** begin The data **
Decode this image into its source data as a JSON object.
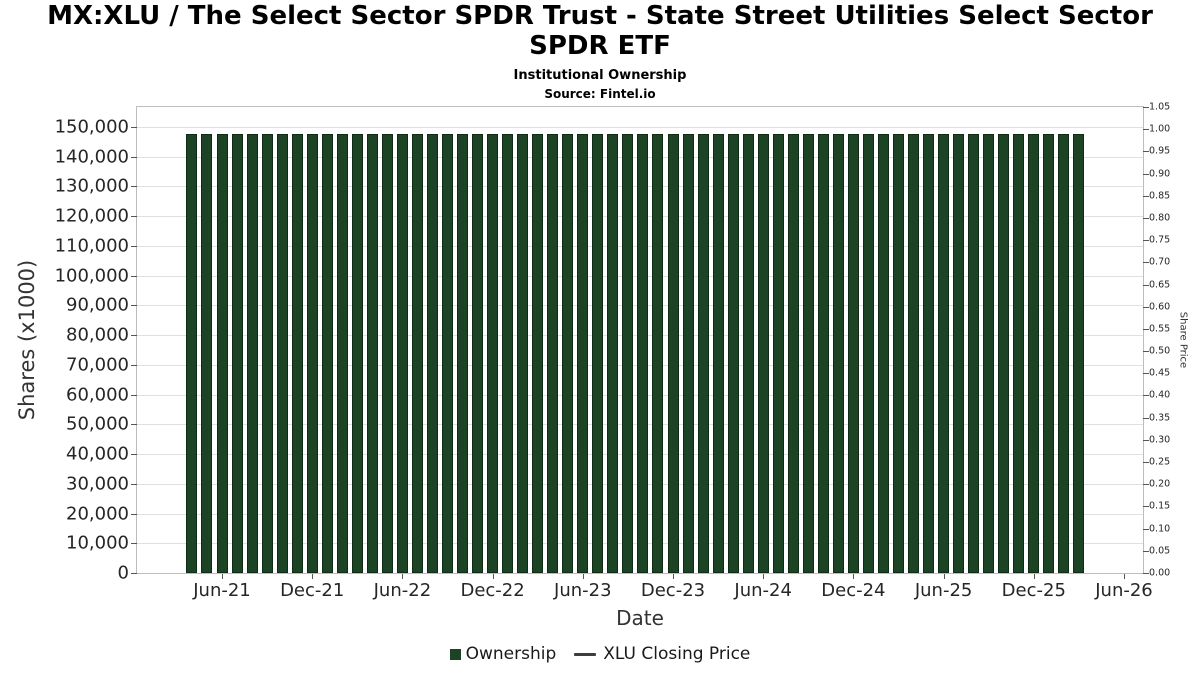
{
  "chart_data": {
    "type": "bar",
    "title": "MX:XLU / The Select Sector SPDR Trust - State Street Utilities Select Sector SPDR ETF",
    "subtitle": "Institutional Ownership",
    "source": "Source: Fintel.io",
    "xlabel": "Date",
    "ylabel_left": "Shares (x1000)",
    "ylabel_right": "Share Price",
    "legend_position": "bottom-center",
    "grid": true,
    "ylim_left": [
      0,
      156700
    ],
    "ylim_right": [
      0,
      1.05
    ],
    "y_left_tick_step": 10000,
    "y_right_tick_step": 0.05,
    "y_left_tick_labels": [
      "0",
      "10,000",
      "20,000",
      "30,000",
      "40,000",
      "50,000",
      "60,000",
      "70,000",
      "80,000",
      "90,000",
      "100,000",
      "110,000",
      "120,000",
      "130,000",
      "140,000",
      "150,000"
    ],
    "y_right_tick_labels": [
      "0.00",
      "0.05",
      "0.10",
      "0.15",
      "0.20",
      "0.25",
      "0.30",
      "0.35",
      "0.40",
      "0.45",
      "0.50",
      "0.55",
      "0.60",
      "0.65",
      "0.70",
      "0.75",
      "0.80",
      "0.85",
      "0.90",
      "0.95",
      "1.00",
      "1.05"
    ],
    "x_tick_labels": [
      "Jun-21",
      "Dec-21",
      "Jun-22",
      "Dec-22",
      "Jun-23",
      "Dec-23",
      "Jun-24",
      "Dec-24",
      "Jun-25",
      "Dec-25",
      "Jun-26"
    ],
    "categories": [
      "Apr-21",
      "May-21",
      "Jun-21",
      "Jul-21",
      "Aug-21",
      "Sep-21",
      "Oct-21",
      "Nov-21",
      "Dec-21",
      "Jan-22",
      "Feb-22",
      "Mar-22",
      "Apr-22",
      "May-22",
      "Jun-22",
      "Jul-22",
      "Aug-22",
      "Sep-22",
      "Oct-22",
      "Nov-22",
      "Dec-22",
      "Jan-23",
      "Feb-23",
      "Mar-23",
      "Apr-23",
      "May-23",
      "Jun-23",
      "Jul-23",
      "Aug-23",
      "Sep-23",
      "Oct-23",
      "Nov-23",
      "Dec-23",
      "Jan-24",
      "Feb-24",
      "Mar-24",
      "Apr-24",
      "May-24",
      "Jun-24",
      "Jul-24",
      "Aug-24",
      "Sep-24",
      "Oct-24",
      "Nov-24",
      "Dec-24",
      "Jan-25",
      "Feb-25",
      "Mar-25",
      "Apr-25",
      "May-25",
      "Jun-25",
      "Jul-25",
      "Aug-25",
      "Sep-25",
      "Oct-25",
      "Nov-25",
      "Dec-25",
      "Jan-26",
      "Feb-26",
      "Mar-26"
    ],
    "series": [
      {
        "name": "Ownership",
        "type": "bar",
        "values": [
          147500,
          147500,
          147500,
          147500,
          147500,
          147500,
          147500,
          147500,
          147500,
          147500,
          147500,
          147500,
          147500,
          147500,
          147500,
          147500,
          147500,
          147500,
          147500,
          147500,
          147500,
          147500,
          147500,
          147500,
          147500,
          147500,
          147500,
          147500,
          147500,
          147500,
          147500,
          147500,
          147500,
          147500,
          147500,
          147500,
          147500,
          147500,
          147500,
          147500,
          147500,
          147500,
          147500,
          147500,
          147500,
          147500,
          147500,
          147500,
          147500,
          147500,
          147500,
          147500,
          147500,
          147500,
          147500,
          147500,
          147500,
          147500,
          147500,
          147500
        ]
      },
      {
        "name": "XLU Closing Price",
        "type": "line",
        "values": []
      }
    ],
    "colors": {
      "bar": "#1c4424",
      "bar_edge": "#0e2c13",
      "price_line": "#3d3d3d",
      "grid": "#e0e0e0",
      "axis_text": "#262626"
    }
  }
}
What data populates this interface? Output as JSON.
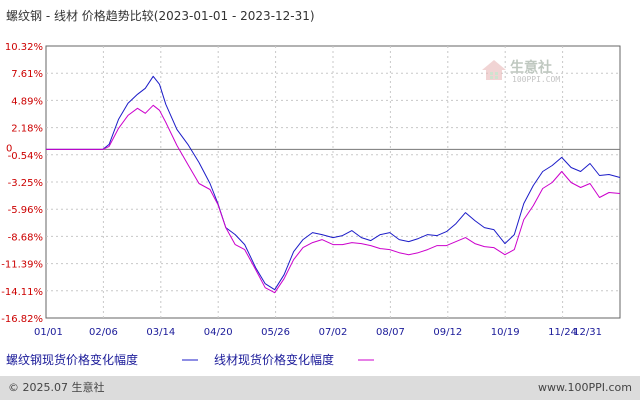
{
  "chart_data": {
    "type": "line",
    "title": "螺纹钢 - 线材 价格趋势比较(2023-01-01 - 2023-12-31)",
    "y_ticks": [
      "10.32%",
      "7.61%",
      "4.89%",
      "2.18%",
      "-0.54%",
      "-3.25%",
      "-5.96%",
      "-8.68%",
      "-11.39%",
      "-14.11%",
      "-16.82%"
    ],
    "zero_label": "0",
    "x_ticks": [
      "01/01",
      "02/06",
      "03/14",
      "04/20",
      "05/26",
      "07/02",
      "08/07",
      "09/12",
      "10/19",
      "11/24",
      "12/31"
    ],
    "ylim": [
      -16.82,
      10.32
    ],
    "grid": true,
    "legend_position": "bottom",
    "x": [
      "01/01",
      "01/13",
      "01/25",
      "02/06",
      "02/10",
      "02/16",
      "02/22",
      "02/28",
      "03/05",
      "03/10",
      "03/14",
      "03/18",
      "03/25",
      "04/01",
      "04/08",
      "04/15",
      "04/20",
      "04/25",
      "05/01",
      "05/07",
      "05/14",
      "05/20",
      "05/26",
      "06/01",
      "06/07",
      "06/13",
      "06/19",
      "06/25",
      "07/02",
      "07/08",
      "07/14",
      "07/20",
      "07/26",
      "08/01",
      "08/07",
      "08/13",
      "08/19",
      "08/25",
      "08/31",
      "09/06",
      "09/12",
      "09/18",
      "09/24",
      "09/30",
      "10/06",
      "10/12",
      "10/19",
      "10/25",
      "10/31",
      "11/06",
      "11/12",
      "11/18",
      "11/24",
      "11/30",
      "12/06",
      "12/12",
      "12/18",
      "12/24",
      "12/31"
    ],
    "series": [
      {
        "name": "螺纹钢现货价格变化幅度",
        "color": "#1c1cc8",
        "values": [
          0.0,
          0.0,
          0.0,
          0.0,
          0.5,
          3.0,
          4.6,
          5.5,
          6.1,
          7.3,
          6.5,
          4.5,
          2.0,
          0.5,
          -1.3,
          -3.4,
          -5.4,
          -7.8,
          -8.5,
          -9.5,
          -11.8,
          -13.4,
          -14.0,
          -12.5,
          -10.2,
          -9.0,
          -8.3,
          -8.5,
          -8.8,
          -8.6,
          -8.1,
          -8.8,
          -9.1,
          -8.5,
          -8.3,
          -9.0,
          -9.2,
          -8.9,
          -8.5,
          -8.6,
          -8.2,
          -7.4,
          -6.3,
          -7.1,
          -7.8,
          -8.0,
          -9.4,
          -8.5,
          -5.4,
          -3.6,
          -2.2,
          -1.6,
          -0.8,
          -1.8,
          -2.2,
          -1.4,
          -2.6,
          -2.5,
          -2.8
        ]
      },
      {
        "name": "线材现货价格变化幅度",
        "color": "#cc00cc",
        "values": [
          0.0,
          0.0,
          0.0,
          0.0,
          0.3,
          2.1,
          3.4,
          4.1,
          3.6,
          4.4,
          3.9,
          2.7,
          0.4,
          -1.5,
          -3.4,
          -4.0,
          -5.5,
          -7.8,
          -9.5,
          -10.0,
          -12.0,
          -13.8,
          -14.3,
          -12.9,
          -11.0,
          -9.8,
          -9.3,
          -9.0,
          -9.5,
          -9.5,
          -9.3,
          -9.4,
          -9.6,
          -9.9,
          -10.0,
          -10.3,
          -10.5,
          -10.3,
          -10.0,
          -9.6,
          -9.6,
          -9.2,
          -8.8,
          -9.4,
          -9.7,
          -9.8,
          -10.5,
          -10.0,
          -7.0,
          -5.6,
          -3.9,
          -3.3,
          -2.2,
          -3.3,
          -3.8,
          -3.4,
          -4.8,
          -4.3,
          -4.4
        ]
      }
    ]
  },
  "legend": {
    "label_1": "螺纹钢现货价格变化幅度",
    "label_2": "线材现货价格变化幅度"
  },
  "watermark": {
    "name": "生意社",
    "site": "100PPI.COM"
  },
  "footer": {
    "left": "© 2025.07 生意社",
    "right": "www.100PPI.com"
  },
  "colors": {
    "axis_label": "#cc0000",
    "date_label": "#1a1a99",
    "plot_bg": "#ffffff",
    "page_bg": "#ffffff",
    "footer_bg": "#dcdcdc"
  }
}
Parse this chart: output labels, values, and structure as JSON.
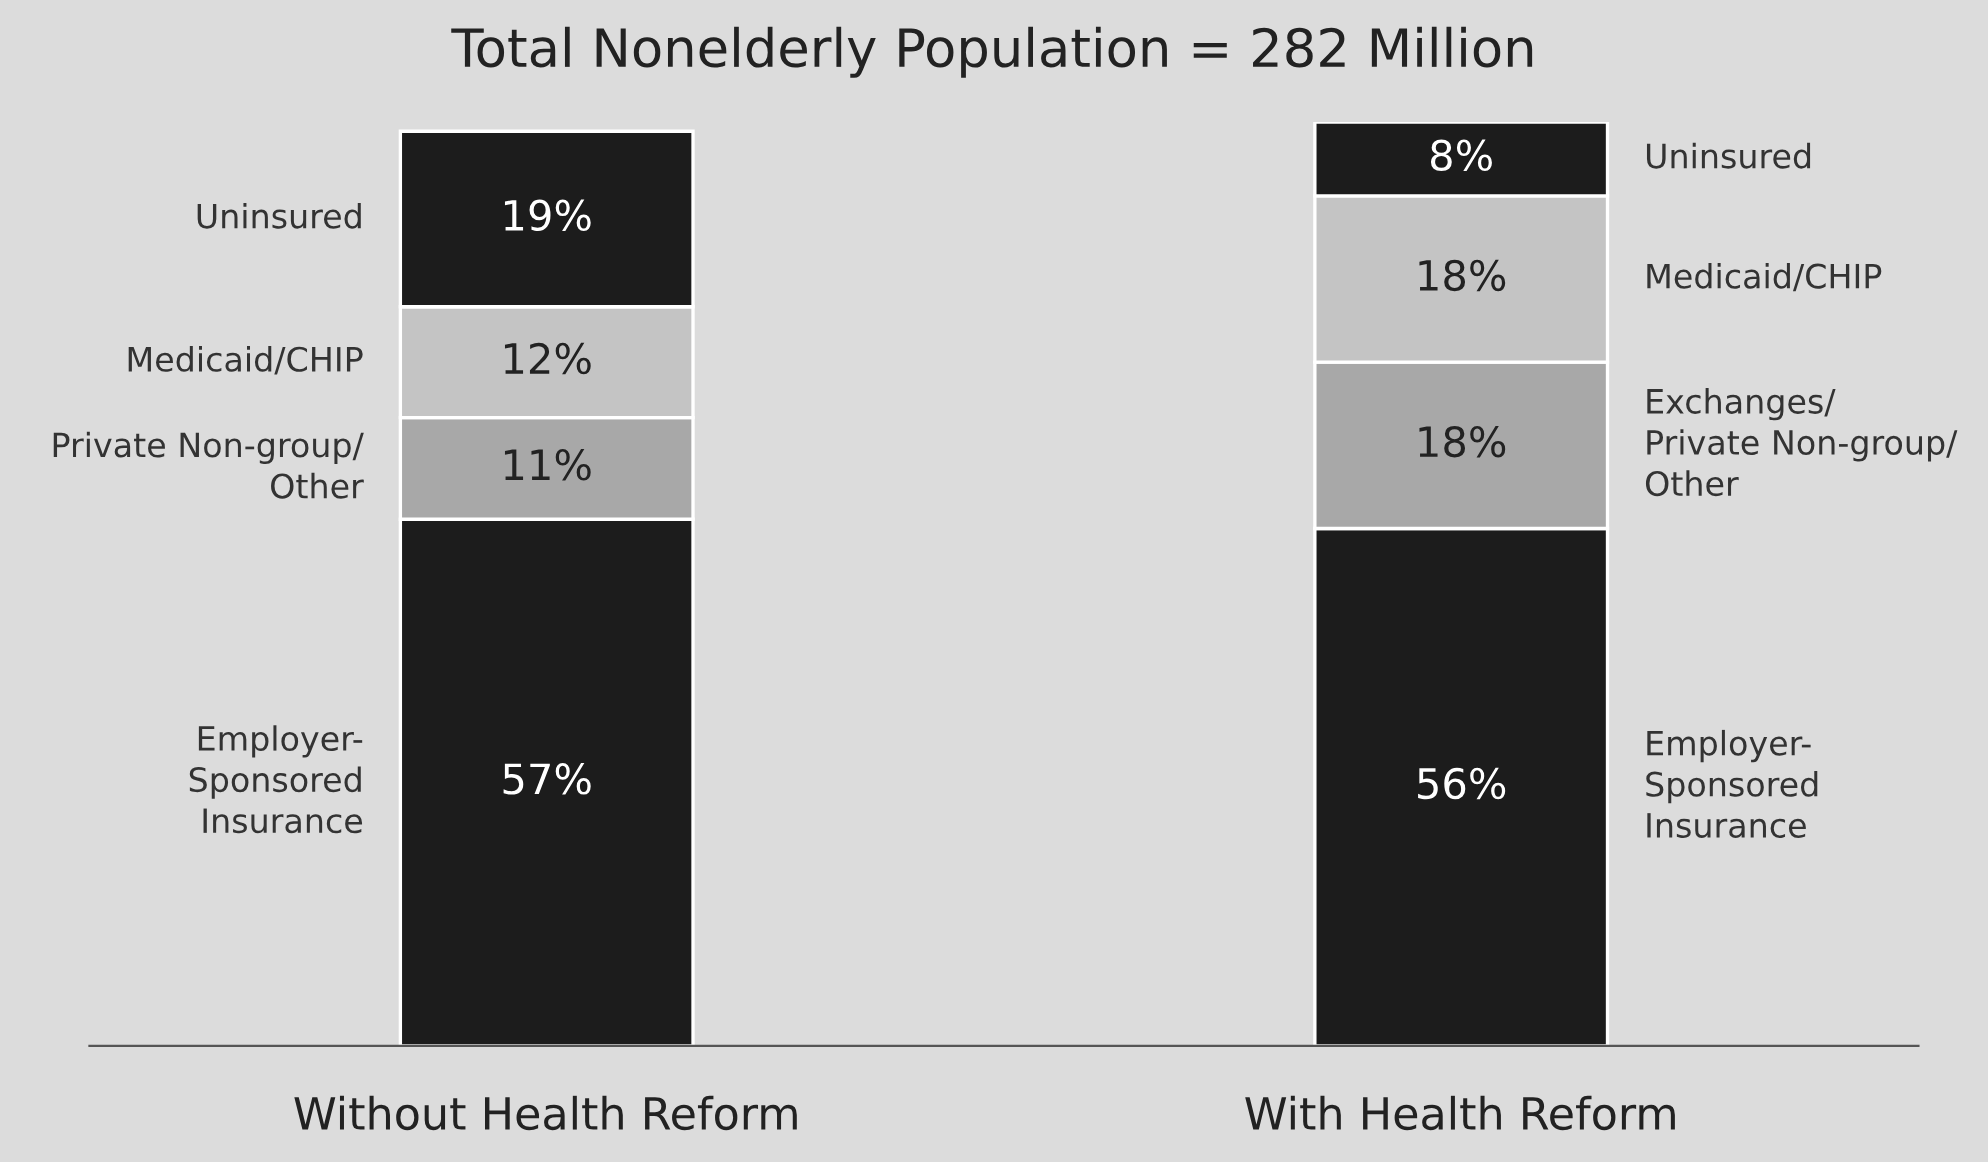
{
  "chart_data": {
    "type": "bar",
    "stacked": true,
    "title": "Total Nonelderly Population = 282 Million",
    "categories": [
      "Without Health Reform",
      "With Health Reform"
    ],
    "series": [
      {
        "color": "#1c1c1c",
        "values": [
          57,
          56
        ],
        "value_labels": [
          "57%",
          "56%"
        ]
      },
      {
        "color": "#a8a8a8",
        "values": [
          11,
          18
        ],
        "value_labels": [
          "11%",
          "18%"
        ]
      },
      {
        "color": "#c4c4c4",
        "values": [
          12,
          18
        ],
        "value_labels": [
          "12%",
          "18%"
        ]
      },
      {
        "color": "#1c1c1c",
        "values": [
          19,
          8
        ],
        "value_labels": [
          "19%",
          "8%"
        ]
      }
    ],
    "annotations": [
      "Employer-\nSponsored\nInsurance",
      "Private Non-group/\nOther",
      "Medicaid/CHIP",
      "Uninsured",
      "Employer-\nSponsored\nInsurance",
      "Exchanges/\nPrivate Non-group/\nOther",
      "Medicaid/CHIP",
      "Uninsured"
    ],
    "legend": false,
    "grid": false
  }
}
** end The data **
Work to be completed:
Extract the lines beginning with the one that contains "Parse this chart: output" and ending with the last line of the listing. Keep them exact and drop the pictures.

Answer in full:
Parse this chart: output labels, values, and structure as JSON.
{
  "chart_data": {
    "type": "bar",
    "stacked": true,
    "title": "Total Nonelderly Population = 282 Million",
    "categories": [
      "Without Health Reform",
      "With Health Reform"
    ],
    "series": [
      {
        "color": "#1c1c1c",
        "values": [
          57,
          56
        ],
        "value_labels": [
          "57%",
          "56%"
        ]
      },
      {
        "color": "#a8a8a8",
        "values": [
          11,
          18
        ],
        "value_labels": [
          "11%",
          "18%"
        ]
      },
      {
        "color": "#c4c4c4",
        "values": [
          12,
          18
        ],
        "value_labels": [
          "12%",
          "18%"
        ]
      },
      {
        "color": "#1c1c1c",
        "values": [
          19,
          8
        ],
        "value_labels": [
          "19%",
          "8%"
        ]
      }
    ],
    "annotations": [
      "Employer-\nSponsored\nInsurance",
      "Private Non-group/\nOther",
      "Medicaid/CHIP",
      "Uninsured",
      "Employer-\nSponsored\nInsurance",
      "Exchanges/\nPrivate Non-group/\nOther",
      "Medicaid/CHIP",
      "Uninsured"
    ],
    "legend": false,
    "grid": false
  }
}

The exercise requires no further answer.